> _YOUR GOAL_:
Write out the entire listing below exactly as it appears, minus any pictures.

(Raw records)
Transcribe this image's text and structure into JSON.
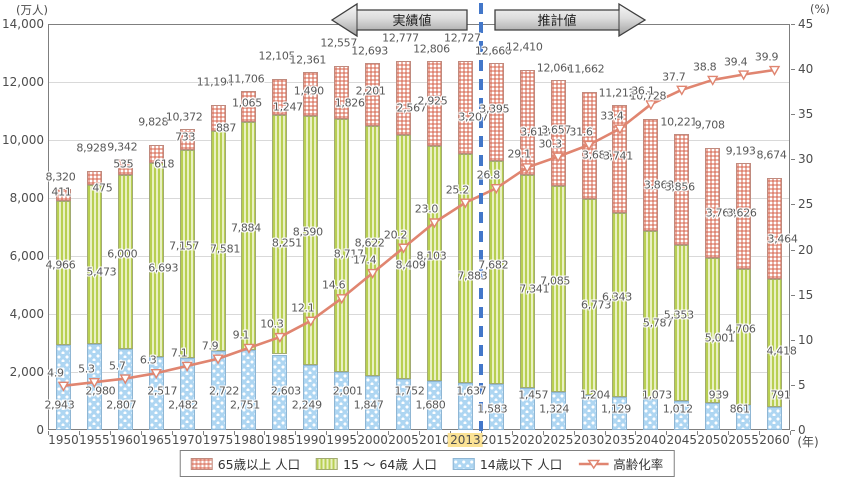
{
  "legend": {
    "items": [
      {
        "label": "65歳以上 人口",
        "swatch": "red-checker-pattern"
      },
      {
        "label": "15 ～ 64歳 人口",
        "swatch": "green-stripe-pattern"
      },
      {
        "label": "14歳以下 人口",
        "swatch": "blue-dot-pattern"
      },
      {
        "label": "高齢化率",
        "swatch": "line-triangle-marker"
      }
    ]
  },
  "chart_data": {
    "type": "stacked-bar+line",
    "categories": [
      "1950",
      "1955",
      "1960",
      "1965",
      "1970",
      "1975",
      "1980",
      "1985",
      "1990",
      "1995",
      "2000",
      "2005",
      "2010",
      "2013",
      "2015",
      "2020",
      "2025",
      "2030",
      "2035",
      "2040",
      "2045",
      "2050",
      "2055",
      "2060"
    ],
    "series": [
      {
        "name": "65歳以上 人口",
        "type": "bar",
        "axis": "left",
        "pattern": "red-checker",
        "values": [
          411,
          475,
          535,
          618,
          733,
          887,
          1065,
          1247,
          1490,
          1826,
          2201,
          2567,
          2925,
          3207,
          3395,
          3612,
          3657,
          3685,
          3741,
          3868,
          3856,
          3768,
          3626,
          3464
        ]
      },
      {
        "name": "15 ～ 64歳 人口",
        "type": "bar",
        "axis": "left",
        "pattern": "green-stripe",
        "values": [
          4966,
          5473,
          6000,
          6693,
          7157,
          7581,
          7884,
          8251,
          8590,
          8717,
          8622,
          8409,
          8103,
          7883,
          7682,
          7341,
          7085,
          6773,
          6343,
          5787,
          5353,
          5001,
          4706,
          4418
        ]
      },
      {
        "name": "14歳以下 人口",
        "type": "bar",
        "axis": "left",
        "pattern": "blue-dot",
        "values": [
          2943,
          2980,
          2807,
          2517,
          2482,
          2722,
          2751,
          2603,
          2249,
          2001,
          1847,
          1752,
          1680,
          1637,
          1583,
          1457,
          1324,
          1204,
          1129,
          1073,
          1012,
          939,
          861,
          791
        ]
      },
      {
        "name": "高齢化率",
        "type": "line",
        "axis": "right",
        "unit": "%",
        "values": [
          4.9,
          5.3,
          5.7,
          6.3,
          7.1,
          7.9,
          9.1,
          10.3,
          12.1,
          14.6,
          17.4,
          20.2,
          23.0,
          25.2,
          26.8,
          29.1,
          30.3,
          31.6,
          33.4,
          36.1,
          37.7,
          38.8,
          39.4,
          39.9
        ]
      }
    ],
    "totals": [
      8320,
      8928,
      9342,
      9828,
      10372,
      11194,
      11706,
      12105,
      12361,
      12557,
      12693,
      12777,
      12806,
      12727,
      12660,
      12410,
      12066,
      11662,
      11212,
      10728,
      10221,
      9708,
      9193,
      8674
    ],
    "left_axis": {
      "unit_label": "(万人)",
      "min": 0,
      "max": 14000,
      "step": 2000,
      "tick_labels": [
        "14,000",
        "12,000",
        "10,000",
        "8,000",
        "6,000",
        "4,000",
        "2,000",
        "0"
      ],
      "tick_values": [
        14000,
        12000,
        10000,
        8000,
        6000,
        4000,
        2000,
        0
      ]
    },
    "right_axis": {
      "unit_label": "(%)",
      "min": 0,
      "max": 45,
      "step": 5,
      "tick_labels": [
        "45",
        "40",
        "35",
        "30",
        "25",
        "20",
        "15",
        "10",
        "5",
        "0"
      ],
      "tick_values": [
        45,
        40,
        35,
        30,
        25,
        20,
        15,
        10,
        5,
        0
      ]
    },
    "x_axis": {
      "unit_label": "(年)",
      "highlight_category": "2013",
      "divider_between": [
        "2013",
        "2015"
      ]
    },
    "annotations": {
      "actual": "実績値",
      "projection": "推計値"
    },
    "layout": {
      "grid": "horizontal",
      "legend_position": "bottom-center"
    },
    "colors": {
      "line": "#e08570",
      "red_pattern": "#d66048",
      "green_bar": "#b8cf52",
      "blue_bar": "#aed6f2",
      "divider": "#4377c9",
      "highlight": "#fbe294",
      "label_text": "#595959",
      "axis_text": "#4d4d4d"
    }
  }
}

> _THE REPLY_:
Transcribe this image's text and structure into JSON.
{
  "legend": {
    "items": [
      {
        "label": "65歳以上 人口",
        "swatch": "red-checker-pattern"
      },
      {
        "label": "15 ～ 64歳 人口",
        "swatch": "green-stripe-pattern"
      },
      {
        "label": "14歳以下 人口",
        "swatch": "blue-dot-pattern"
      },
      {
        "label": "高齢化率",
        "swatch": "line-triangle-marker"
      }
    ]
  },
  "chart_data": {
    "type": "stacked-bar+line",
    "categories": [
      "1950",
      "1955",
      "1960",
      "1965",
      "1970",
      "1975",
      "1980",
      "1985",
      "1990",
      "1995",
      "2000",
      "2005",
      "2010",
      "2013",
      "2015",
      "2020",
      "2025",
      "2030",
      "2035",
      "2040",
      "2045",
      "2050",
      "2055",
      "2060"
    ],
    "series": [
      {
        "name": "65歳以上 人口",
        "type": "bar",
        "axis": "left",
        "pattern": "red-checker",
        "values": [
          411,
          475,
          535,
          618,
          733,
          887,
          1065,
          1247,
          1490,
          1826,
          2201,
          2567,
          2925,
          3207,
          3395,
          3612,
          3657,
          3685,
          3741,
          3868,
          3856,
          3768,
          3626,
          3464
        ]
      },
      {
        "name": "15 ～ 64歳 人口",
        "type": "bar",
        "axis": "left",
        "pattern": "green-stripe",
        "values": [
          4966,
          5473,
          6000,
          6693,
          7157,
          7581,
          7884,
          8251,
          8590,
          8717,
          8622,
          8409,
          8103,
          7883,
          7682,
          7341,
          7085,
          6773,
          6343,
          5787,
          5353,
          5001,
          4706,
          4418
        ]
      },
      {
        "name": "14歳以下 人口",
        "type": "bar",
        "axis": "left",
        "pattern": "blue-dot",
        "values": [
          2943,
          2980,
          2807,
          2517,
          2482,
          2722,
          2751,
          2603,
          2249,
          2001,
          1847,
          1752,
          1680,
          1637,
          1583,
          1457,
          1324,
          1204,
          1129,
          1073,
          1012,
          939,
          861,
          791
        ]
      },
      {
        "name": "高齢化率",
        "type": "line",
        "axis": "right",
        "unit": "%",
        "values": [
          4.9,
          5.3,
          5.7,
          6.3,
          7.1,
          7.9,
          9.1,
          10.3,
          12.1,
          14.6,
          17.4,
          20.2,
          23.0,
          25.2,
          26.8,
          29.1,
          30.3,
          31.6,
          33.4,
          36.1,
          37.7,
          38.8,
          39.4,
          39.9
        ]
      }
    ],
    "totals": [
      8320,
      8928,
      9342,
      9828,
      10372,
      11194,
      11706,
      12105,
      12361,
      12557,
      12693,
      12777,
      12806,
      12727,
      12660,
      12410,
      12066,
      11662,
      11212,
      10728,
      10221,
      9708,
      9193,
      8674
    ],
    "left_axis": {
      "unit_label": "(万人)",
      "min": 0,
      "max": 14000,
      "step": 2000,
      "tick_labels": [
        "14,000",
        "12,000",
        "10,000",
        "8,000",
        "6,000",
        "4,000",
        "2,000",
        "0"
      ],
      "tick_values": [
        14000,
        12000,
        10000,
        8000,
        6000,
        4000,
        2000,
        0
      ]
    },
    "right_axis": {
      "unit_label": "(%)",
      "min": 0,
      "max": 45,
      "step": 5,
      "tick_labels": [
        "45",
        "40",
        "35",
        "30",
        "25",
        "20",
        "15",
        "10",
        "5",
        "0"
      ],
      "tick_values": [
        45,
        40,
        35,
        30,
        25,
        20,
        15,
        10,
        5,
        0
      ]
    },
    "x_axis": {
      "unit_label": "(年)",
      "highlight_category": "2013",
      "divider_between": [
        "2013",
        "2015"
      ]
    },
    "annotations": {
      "actual": "実績値",
      "projection": "推計値"
    },
    "layout": {
      "grid": "horizontal",
      "legend_position": "bottom-center"
    },
    "colors": {
      "line": "#e08570",
      "red_pattern": "#d66048",
      "green_bar": "#b8cf52",
      "blue_bar": "#aed6f2",
      "divider": "#4377c9",
      "highlight": "#fbe294",
      "label_text": "#595959",
      "axis_text": "#4d4d4d"
    }
  }
}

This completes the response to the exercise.